- **Task to carry out**: In the entries below, spot each line with the word "ylabel" and copy it.

- **Records shown**:

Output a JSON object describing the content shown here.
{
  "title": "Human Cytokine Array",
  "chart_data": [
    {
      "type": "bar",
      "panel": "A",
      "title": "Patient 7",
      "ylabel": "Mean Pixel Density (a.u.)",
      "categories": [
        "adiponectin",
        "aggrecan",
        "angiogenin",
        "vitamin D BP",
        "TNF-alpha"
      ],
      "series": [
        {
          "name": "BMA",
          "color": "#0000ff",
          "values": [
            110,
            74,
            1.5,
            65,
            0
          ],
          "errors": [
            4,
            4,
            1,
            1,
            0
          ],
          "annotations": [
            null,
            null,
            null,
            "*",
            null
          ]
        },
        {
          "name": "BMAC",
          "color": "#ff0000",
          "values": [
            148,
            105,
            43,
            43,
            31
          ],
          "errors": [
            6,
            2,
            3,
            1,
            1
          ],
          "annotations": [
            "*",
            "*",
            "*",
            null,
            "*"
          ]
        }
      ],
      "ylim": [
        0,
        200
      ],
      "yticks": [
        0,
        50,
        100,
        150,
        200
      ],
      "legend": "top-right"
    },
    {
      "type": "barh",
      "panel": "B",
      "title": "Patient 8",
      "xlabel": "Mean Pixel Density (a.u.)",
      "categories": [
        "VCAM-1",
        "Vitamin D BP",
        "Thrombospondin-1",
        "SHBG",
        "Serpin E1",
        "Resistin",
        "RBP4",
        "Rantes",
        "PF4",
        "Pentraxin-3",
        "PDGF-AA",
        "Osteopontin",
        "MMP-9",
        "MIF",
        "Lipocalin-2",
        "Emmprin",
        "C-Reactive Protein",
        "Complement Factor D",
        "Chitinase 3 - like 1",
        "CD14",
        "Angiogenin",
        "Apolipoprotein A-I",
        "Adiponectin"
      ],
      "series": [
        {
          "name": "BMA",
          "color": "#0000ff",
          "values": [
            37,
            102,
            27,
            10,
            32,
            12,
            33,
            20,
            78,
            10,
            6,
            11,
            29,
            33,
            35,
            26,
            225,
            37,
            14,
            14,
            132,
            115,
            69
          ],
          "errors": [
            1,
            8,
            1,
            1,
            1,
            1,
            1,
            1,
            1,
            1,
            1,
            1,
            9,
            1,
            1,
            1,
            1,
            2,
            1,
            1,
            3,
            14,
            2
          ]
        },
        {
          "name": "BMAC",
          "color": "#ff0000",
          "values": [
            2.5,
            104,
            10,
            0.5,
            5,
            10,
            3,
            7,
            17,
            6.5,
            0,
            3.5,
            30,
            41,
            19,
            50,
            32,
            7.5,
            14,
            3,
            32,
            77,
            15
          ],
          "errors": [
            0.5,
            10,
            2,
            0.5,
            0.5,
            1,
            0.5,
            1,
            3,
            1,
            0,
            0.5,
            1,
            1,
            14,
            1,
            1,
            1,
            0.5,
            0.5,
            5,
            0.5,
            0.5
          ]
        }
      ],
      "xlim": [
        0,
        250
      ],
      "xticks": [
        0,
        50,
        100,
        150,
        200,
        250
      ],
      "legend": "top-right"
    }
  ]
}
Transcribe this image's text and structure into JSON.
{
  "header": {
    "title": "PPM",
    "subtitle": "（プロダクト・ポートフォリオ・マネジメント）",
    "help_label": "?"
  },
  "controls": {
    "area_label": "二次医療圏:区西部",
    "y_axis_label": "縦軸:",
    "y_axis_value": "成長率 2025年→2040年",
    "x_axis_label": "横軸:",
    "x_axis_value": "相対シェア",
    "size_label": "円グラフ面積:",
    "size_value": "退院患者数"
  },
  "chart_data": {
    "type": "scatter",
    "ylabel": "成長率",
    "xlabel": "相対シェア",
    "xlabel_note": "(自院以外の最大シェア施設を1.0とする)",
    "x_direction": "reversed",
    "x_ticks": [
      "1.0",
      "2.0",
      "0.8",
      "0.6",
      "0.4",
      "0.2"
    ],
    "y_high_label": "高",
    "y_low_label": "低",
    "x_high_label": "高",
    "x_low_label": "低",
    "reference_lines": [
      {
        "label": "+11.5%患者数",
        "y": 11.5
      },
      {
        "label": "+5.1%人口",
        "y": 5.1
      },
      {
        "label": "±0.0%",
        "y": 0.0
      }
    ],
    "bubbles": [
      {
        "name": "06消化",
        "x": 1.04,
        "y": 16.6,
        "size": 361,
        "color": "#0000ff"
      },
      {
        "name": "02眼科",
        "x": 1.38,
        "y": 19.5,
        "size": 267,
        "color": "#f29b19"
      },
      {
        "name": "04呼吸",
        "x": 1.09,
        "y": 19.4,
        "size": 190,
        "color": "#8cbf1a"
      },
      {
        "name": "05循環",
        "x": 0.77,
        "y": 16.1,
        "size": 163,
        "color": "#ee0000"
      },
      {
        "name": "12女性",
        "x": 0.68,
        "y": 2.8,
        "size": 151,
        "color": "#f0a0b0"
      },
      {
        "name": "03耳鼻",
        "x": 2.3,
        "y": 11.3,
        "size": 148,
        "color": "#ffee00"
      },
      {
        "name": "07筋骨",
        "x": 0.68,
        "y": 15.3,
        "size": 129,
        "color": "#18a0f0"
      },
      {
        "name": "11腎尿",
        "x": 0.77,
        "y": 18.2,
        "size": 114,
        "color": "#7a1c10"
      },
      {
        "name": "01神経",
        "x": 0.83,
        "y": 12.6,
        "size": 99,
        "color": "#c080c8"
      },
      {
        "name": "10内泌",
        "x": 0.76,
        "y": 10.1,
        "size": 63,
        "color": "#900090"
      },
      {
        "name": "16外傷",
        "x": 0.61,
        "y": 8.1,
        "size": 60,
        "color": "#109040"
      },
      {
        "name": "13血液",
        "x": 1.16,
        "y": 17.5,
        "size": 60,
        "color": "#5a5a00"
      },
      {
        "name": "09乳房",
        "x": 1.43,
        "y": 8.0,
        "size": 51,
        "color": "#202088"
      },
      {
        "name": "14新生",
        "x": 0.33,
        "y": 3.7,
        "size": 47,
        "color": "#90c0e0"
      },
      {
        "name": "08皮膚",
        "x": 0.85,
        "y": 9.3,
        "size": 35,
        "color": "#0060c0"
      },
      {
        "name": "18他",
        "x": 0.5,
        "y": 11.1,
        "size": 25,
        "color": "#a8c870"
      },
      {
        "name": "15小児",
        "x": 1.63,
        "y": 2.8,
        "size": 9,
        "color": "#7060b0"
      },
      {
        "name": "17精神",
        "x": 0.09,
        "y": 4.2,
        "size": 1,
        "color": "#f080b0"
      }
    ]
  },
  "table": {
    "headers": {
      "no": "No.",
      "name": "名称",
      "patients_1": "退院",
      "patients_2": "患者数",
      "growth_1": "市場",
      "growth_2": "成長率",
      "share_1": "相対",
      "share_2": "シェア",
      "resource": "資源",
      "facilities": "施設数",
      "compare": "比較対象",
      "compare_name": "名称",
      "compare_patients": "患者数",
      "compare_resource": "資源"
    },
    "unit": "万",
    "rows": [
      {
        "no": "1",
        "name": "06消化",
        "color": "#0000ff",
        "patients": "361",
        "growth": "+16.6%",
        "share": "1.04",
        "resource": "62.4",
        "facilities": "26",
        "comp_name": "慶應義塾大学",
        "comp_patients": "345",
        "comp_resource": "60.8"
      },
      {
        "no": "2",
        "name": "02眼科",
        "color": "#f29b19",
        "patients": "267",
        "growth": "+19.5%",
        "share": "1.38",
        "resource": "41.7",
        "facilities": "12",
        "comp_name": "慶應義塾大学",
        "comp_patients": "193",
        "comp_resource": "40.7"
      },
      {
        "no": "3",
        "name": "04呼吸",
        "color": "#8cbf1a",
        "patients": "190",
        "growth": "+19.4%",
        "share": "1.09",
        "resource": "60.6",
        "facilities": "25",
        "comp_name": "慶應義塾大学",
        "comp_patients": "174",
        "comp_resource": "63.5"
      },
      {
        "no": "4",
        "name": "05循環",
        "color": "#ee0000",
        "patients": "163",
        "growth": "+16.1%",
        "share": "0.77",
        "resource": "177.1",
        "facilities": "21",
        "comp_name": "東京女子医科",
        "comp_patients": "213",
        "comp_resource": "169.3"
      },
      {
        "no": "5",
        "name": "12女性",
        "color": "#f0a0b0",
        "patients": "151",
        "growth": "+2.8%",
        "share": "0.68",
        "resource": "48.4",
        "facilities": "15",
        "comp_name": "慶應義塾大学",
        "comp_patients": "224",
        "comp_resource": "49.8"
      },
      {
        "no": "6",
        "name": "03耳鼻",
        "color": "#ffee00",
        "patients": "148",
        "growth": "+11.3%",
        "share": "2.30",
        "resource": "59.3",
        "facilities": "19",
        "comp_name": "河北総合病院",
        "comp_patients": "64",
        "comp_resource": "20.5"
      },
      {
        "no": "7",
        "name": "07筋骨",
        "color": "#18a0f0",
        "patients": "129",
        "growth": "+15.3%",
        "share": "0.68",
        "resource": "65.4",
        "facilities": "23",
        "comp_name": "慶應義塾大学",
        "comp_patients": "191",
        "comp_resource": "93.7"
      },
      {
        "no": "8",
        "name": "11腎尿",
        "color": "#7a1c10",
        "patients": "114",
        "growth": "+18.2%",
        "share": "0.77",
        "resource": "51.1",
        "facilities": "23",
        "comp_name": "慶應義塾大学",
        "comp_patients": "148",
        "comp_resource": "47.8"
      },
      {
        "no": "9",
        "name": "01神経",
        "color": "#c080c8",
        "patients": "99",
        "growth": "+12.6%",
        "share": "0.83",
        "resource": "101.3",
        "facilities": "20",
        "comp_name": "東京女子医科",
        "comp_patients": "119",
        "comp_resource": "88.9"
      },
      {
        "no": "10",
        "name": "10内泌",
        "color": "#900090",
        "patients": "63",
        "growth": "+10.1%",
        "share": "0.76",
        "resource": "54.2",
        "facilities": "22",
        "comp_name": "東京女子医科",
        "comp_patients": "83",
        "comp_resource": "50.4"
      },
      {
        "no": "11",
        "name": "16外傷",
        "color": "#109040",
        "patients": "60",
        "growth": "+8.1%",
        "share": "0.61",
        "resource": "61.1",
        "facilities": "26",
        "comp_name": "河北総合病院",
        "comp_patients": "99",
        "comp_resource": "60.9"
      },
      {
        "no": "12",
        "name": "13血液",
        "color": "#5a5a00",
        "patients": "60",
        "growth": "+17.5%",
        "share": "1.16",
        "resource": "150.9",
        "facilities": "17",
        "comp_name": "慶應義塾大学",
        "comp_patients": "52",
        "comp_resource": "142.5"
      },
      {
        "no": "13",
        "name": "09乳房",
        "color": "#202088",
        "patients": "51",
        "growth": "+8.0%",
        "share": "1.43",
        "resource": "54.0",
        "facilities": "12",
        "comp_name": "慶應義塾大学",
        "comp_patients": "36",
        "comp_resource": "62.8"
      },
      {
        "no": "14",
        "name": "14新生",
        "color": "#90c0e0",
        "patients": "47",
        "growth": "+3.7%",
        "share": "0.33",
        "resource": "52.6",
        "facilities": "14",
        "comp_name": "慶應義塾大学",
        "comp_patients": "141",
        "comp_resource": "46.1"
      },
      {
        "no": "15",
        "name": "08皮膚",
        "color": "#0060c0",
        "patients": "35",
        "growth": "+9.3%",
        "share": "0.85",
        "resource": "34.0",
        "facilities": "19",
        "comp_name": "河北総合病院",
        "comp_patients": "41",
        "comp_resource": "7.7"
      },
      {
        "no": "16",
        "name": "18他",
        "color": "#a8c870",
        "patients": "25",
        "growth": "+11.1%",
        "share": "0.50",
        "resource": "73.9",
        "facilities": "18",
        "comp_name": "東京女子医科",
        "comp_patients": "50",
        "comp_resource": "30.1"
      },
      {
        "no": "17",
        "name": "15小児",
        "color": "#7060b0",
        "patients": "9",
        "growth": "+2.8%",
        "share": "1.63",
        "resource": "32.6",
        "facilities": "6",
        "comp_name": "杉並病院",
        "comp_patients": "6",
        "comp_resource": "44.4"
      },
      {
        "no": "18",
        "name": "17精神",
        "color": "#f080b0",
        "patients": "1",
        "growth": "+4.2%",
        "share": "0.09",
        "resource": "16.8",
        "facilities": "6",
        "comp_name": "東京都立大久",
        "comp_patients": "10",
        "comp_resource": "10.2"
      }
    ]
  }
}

- **Result**:
      "ylabel": "Mean Pixel Density (a.u.)",
    "ylabel": "成長率",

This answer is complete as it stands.